抜粋.
==*==

松永:船瀬君、なにかコメントありませんか?

船瀬:私から見て推進の研究の人って、小泉先生は非常に稀で衛星に載せるってことを意識して研究されているので、そういう人が身近にいて本当によかったなと思うんですけど、学会にいて思うのは、推進系のセッションとかよく聞きに行くんですけど、そういう意識を持ってやられている方っていうのは意外と少ないなということで、なんでそうなのかなとずっと考えているんですけど、衛星に載せて宇宙で動かさなくても研究者として評価されてしまうというかそういう仕組みも要因なのかなと思っています。
地上の実験で基礎研究をやって、成果が出て、論文書いて、評価されると。
結局それで満足出来てしまうし評価される。
そこから先、泥臭いことやって宇宙へ打ち上げなくてもいいと、そういう状況があんまり良くないというのと、逆にさらに悪いのは宇宙に持っていくためにいろんな泥臭い仕事があるんだけども、それ自体があんまり評価されない、大学で評価されないという、そういう状況もあって、なかなか小泉先生の様な人はあんまり生まれにくいのかなと私は見ていたんですけど、そのへんって、どうですかね?

小泉:今まさにおっしゃられたようにスラスタの研究だけをしていれば、論文を書けるというのは事実です。
逆に、むしろプロジェクトをやってもプロジェクトが論文にならない。
本当はプロジェクトをやって、実際のものを知らなければいけないところが、スラスタの細かいところを突き詰めないと論文を書けなくて、その論文を書けないと大学の教員にもなれない。
この状態があるので、むしろスラスタのみをやっていても論文を書けるというよりは、スラスタのみをやってないと論文が書けないという状況です。
別の提案としては、プロジェクトをやっていてもきちんと評価、やっていてもという言い方は良くないですけど、プロジェクトをやっていることがきちんと評価される仕組みが大学というかアカデミアのコミュニティ内で存在しないといけないんじゃないかと。
論文による評価というのは、理学系から入ってきた文化だと思っています。
もちろん、歴史的にそのようなシステムが洗練・構築されてきたおり、そこでうまく回っているとは思いますが、工学系でも全く同じ方法では難しいところも存在すると思います。
実際に使ったとかのデモンストレーションが重要なところがあると思いますので評価方法を少し変えていくというのは一つ手かなと思っています。

==*==

抽出レコード.
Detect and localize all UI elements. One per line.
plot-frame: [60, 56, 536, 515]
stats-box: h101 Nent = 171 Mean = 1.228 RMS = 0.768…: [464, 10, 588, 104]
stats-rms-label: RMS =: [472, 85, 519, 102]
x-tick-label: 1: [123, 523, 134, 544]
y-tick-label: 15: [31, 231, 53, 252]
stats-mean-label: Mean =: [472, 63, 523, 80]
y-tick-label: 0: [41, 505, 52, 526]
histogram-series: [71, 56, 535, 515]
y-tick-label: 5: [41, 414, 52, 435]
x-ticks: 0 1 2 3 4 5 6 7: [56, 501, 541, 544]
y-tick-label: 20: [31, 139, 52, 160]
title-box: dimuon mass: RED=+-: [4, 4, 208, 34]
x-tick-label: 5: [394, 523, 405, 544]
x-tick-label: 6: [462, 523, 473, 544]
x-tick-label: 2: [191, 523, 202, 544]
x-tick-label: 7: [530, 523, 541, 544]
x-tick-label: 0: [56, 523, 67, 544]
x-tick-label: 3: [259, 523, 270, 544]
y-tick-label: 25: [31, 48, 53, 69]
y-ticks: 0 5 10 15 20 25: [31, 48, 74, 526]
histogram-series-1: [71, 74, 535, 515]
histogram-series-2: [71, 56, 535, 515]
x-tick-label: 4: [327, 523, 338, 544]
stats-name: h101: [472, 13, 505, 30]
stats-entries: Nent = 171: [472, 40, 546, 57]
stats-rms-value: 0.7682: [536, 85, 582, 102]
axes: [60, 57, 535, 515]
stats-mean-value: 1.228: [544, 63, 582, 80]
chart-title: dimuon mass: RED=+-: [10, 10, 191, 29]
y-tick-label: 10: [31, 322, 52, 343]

==*==

以下の課題.
**1.** 抜粋の内容について、次の問いに答えること。
(a) 船瀬は、推進系のセッションで衛星に載せる意識を持って研究している人についてどう感じているか。
(b) 小泉は、スラスタの細かいところを突き詰めて論文を書けないと何になれないと述べているか。
(c) 小泉によれば、論文による評価はどの系統から入ってきた文化か。
**2.** 抜粋の「結局それで満足出来てしまうし評価される。」から「論文による評価というのは、理学系から入ってきた文化だと思っています。」までを、「スラスタ」を「推進機」に置き換えて書き改めること。

各課題の解答.
**1.**
(a) 意外と少ないと感じている。
(b) 大学の教員。
(c) 理学系。

**2.**
結局それで満足出来てしまうし評価される。
そこから先、泥臭いことやって宇宙へ打ち上げなくてもいいと、そういう状況があんまり良くないというのと、逆にさらに悪いのは宇宙に持っていくためにいろんな泥臭い仕事があるんだけども、それ自体があんまり評価されない、大学で評価されないという、そういう状況もあって、なかなか小泉先生の様な人はあんまり生まれにくいのかなと私は見ていたんですけど、そのへんって、どうですかね?

小泉:今まさにおっしゃられたように推進機の研究だけをしていれば、論文を書けるというのは事実です。
逆に、むしろプロジェクトをやってもプロジェクトが論文にならない。
本当はプロジェクトをやって、実際のものを知らなければいけないところが、推進機の細かいところを突き詰めないと論文を書けなくて、その論文を書けないと大学の教員にもなれない。
この状態があるので、むしろ推進機のみをやっていても論文を書けるというよりは、推進機のみをやってないと論文が書けないという状況です。
別の提案としては、プロジェクトをやっていてもきちんと評価、やっていてもという言い方は良くないですけど、プロジェクトをやっていることがきちんと評価される仕組みが大学というかアカデミアのコミュニティ内で存在しないといけないんじゃないかと。
論文による評価というのは、理学系から入ってきた文化だと思っています。